**문제 설명**
아래 기록의 첫 줄부터 "svg-text:NCA: NCA <box>366 211 381 218</box>"가 들어 있는 줄까지, 양 끝을 포함해 한 글자도 바꾸지 않고 다시 적어 줄 수 있나요?

**기록 목록**
---
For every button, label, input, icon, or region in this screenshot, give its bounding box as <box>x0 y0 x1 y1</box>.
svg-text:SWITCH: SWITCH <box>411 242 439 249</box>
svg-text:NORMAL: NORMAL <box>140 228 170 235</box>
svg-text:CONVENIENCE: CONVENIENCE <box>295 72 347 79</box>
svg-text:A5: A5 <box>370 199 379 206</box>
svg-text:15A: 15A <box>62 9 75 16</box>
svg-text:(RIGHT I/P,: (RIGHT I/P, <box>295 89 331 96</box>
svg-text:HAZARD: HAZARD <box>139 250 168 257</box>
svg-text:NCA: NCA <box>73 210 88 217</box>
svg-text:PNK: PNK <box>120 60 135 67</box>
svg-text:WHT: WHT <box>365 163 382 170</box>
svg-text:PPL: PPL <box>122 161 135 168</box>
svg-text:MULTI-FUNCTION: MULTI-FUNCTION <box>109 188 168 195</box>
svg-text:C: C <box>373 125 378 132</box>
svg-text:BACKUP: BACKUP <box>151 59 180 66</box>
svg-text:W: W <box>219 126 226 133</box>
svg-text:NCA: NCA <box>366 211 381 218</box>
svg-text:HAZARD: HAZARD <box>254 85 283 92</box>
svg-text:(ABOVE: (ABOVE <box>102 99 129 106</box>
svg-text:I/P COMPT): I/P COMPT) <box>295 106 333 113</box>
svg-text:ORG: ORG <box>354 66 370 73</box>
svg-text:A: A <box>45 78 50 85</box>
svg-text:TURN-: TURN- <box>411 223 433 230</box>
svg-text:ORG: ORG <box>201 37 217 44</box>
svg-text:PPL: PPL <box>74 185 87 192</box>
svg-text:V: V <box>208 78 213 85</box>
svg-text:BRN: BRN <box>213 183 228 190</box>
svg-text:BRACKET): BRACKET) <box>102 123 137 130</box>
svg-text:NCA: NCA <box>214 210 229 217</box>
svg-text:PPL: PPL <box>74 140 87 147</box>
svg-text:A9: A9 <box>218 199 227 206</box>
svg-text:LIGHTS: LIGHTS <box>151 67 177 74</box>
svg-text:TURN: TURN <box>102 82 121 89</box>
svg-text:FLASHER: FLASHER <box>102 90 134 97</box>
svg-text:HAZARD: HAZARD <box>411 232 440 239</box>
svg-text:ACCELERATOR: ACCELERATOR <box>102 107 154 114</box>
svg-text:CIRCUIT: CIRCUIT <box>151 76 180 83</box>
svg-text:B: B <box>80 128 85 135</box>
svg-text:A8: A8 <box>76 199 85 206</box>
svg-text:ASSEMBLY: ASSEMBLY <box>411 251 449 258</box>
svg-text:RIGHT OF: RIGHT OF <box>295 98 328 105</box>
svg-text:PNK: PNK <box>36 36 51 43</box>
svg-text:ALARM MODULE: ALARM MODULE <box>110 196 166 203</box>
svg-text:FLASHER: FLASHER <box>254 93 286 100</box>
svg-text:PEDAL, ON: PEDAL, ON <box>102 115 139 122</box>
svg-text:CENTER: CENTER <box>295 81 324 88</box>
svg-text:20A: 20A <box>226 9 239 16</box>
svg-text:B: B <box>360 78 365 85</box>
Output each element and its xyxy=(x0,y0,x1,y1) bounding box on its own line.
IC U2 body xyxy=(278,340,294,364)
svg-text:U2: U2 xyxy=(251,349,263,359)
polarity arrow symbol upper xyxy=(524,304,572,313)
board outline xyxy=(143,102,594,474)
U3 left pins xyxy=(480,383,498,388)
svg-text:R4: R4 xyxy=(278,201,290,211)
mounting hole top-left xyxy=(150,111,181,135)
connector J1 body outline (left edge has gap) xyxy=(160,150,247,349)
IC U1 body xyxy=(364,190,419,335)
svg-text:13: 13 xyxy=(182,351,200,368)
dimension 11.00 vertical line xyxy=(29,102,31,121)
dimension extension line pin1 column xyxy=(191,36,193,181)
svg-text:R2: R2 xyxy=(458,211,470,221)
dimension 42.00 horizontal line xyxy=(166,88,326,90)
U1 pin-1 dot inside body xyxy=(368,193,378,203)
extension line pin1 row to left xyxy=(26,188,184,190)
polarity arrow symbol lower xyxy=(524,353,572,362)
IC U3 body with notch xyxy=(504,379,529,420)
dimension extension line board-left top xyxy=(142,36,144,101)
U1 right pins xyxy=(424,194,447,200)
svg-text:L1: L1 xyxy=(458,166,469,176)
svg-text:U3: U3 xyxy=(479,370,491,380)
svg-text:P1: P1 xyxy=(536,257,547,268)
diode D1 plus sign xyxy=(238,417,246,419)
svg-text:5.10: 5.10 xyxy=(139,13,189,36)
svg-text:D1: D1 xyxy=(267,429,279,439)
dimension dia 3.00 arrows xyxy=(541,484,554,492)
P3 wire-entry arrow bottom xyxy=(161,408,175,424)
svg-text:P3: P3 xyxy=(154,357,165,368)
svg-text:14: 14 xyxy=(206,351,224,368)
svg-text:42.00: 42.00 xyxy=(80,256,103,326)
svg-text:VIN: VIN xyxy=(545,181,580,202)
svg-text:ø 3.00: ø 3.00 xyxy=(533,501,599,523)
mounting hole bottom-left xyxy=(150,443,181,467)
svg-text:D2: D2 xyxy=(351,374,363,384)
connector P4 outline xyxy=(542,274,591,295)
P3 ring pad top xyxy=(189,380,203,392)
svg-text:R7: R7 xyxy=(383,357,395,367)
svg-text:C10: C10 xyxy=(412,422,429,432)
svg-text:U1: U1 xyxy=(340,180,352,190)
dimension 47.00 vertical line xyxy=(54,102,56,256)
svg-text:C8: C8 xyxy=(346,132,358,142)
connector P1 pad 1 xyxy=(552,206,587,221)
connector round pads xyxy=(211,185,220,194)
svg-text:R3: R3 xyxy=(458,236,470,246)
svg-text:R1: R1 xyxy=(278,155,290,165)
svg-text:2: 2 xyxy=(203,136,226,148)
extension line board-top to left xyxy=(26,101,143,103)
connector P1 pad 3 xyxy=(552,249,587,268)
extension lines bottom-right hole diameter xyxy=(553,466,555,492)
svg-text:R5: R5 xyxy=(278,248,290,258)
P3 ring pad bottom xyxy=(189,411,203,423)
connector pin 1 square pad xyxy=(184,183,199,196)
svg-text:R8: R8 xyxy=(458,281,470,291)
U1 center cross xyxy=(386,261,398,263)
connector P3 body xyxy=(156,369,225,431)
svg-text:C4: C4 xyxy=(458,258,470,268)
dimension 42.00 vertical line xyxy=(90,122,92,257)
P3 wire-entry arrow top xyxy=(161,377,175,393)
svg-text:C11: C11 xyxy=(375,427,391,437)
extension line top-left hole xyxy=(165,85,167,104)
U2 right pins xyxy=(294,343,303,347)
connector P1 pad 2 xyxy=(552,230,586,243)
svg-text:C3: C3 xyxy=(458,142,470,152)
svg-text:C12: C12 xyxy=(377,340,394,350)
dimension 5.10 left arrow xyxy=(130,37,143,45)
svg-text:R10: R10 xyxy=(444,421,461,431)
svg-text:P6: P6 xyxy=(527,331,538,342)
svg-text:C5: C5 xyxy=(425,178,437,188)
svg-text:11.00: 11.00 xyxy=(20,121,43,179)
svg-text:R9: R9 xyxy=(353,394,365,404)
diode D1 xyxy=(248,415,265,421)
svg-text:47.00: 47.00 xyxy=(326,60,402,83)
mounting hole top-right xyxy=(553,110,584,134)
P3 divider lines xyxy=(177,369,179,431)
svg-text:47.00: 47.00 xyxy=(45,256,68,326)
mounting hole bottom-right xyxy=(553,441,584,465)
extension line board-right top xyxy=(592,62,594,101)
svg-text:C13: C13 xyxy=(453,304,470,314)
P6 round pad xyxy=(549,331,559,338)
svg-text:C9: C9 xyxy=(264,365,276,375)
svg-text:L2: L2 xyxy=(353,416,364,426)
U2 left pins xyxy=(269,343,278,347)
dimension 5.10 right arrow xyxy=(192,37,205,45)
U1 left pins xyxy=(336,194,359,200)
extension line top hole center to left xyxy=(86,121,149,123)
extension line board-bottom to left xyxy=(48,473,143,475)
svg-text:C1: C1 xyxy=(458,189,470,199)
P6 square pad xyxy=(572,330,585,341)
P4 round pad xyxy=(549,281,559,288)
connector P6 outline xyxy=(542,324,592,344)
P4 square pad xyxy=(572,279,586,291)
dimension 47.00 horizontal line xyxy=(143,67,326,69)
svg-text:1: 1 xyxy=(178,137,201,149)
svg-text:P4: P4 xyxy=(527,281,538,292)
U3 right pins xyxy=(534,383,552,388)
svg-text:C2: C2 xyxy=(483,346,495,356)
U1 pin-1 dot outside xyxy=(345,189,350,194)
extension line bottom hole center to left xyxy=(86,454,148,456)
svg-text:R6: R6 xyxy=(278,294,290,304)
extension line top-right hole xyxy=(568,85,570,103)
---
**이 문제의 풀이**
For every button, label, input, icon, or region in this screenshot, give its bounding box as <box>x0 y0 x1 y1</box>.
svg-text:SWITCH: SWITCH <box>411 242 439 249</box>
svg-text:NORMAL: NORMAL <box>140 228 170 235</box>
svg-text:CONVENIENCE: CONVENIENCE <box>295 72 347 79</box>
svg-text:A5: A5 <box>370 199 379 206</box>
svg-text:15A: 15A <box>62 9 75 16</box>
svg-text:(RIGHT I/P,: (RIGHT I/P, <box>295 89 331 96</box>
svg-text:HAZARD: HAZARD <box>139 250 168 257</box>
svg-text:NCA: NCA <box>73 210 88 217</box>
svg-text:PNK: PNK <box>120 60 135 67</box>
svg-text:WHT: WHT <box>365 163 382 170</box>
svg-text:PPL: PPL <box>122 161 135 168</box>
svg-text:MULTI-FUNCTION: MULTI-FUNCTION <box>109 188 168 195</box>
svg-text:C: C <box>373 125 378 132</box>
svg-text:BACKUP: BACKUP <box>151 59 180 66</box>
svg-text:W: W <box>219 126 226 133</box>
svg-text:NCA: NCA <box>366 211 381 218</box>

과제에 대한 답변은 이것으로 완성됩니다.